Work to complete:
Quote every line of the material beneath this one.
--- BEGIN Records shown ---
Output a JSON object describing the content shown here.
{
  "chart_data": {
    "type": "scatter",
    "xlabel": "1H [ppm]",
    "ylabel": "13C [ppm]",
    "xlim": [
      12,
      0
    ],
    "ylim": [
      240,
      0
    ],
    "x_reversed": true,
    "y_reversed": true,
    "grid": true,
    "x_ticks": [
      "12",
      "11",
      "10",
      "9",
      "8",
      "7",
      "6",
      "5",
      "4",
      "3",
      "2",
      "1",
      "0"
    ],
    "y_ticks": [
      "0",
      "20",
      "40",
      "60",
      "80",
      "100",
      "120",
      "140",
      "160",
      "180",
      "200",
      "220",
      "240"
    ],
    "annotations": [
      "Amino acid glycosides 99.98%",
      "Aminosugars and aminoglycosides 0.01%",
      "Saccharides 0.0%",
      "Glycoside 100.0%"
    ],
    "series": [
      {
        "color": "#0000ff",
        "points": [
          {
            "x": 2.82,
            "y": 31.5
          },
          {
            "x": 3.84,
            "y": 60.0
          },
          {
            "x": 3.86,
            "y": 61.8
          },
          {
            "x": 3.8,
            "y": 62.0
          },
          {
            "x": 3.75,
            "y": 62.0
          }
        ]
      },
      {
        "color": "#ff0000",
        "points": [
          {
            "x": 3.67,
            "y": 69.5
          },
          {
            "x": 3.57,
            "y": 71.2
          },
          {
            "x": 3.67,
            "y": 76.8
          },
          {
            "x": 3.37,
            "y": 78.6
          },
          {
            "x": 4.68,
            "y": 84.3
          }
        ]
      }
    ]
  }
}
--- END Records shown ---
Reply to the exercise:
Output a JSON object describing the content shown here.
{
  "chart_data": {
    "type": "scatter",
    "xlabel": "1H [ppm]",
    "ylabel": "13C [ppm]",
    "xlim": [
      12,
      0
    ],
    "ylim": [
      240,
      0
    ],
    "x_reversed": true,
    "y_reversed": true,
    "grid": true,
    "x_ticks": [
      "12",
      "11",
      "10",
      "9",
      "8",
      "7",
      "6",
      "5",
      "4",
      "3",
      "2",
      "1",
      "0"
    ],
    "y_ticks": [
      "0",
      "20",
      "40",
      "60",
      "80",
      "100",
      "120",
      "140",
      "160",
      "180",
      "200",
      "220",
      "240"
    ],
    "annotations": [
      "Amino acid glycosides 99.98%",
      "Aminosugars and aminoglycosides 0.01%",
      "Saccharides 0.0%",
      "Glycoside 100.0%"
    ],
    "series": [
      {
        "color": "#0000ff",
        "points": [
          {
            "x": 2.82,
            "y": 31.5
          },
          {
            "x": 3.84,
            "y": 60.0
          },
          {
            "x": 3.86,
            "y": 61.8
          },
          {
            "x": 3.8,
            "y": 62.0
          },
          {
            "x": 3.75,
            "y": 62.0
          }
        ]
      },
      {
        "color": "#ff0000",
        "points": [
          {
            "x": 3.67,
            "y": 69.5
          },
          {
            "x": 3.57,
            "y": 71.2
          },
          {
            "x": 3.67,
            "y": 76.8
          },
          {
            "x": 3.37,
            "y": 78.6
          },
          {
            "x": 4.68,
            "y": 84.3
          }
        ]
      }
    ]
  }
}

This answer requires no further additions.